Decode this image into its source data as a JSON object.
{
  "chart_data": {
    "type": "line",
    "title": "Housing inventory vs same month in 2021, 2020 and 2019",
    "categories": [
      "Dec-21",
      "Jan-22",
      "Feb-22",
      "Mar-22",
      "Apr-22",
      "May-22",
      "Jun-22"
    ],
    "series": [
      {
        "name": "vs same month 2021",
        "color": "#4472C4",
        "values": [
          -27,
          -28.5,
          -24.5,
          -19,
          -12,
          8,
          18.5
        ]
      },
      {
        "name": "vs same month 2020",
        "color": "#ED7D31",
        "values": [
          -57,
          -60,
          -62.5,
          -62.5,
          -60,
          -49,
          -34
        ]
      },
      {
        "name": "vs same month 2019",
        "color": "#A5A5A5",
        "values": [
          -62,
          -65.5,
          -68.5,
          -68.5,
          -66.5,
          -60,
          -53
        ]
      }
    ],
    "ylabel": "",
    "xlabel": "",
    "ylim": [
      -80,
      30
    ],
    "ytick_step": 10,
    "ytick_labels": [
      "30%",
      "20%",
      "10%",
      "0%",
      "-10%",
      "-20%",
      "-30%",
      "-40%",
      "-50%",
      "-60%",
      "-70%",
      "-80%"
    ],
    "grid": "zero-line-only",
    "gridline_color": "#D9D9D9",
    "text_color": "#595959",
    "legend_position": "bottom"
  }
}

******************************

DO THIS:
Your task is to retype all of the records exactly.

FULL OUTPUT:
Decode this image into its source data as a JSON object.
{
  "chart_data": {
    "type": "line",
    "title": "Housing inventory vs same month in 2021, 2020 and 2019",
    "categories": [
      "Dec-21",
      "Jan-22",
      "Feb-22",
      "Mar-22",
      "Apr-22",
      "May-22",
      "Jun-22"
    ],
    "series": [
      {
        "name": "vs same month 2021",
        "color": "#4472C4",
        "values": [
          -27,
          -28.5,
          -24.5,
          -19,
          -12,
          8,
          18.5
        ]
      },
      {
        "name": "vs same month 2020",
        "color": "#ED7D31",
        "values": [
          -57,
          -60,
          -62.5,
          -62.5,
          -60,
          -49,
          -34
        ]
      },
      {
        "name": "vs same month 2019",
        "color": "#A5A5A5",
        "values": [
          -62,
          -65.5,
          -68.5,
          -68.5,
          -66.5,
          -60,
          -53
        ]
      }
    ],
    "ylabel": "",
    "xlabel": "",
    "ylim": [
      -80,
      30
    ],
    "ytick_step": 10,
    "ytick_labels": [
      "30%",
      "20%",
      "10%",
      "0%",
      "-10%",
      "-20%",
      "-30%",
      "-40%",
      "-50%",
      "-60%",
      "-70%",
      "-80%"
    ],
    "grid": "zero-line-only",
    "gridline_color": "#D9D9D9",
    "text_color": "#595959",
    "legend_position": "bottom"
  }
}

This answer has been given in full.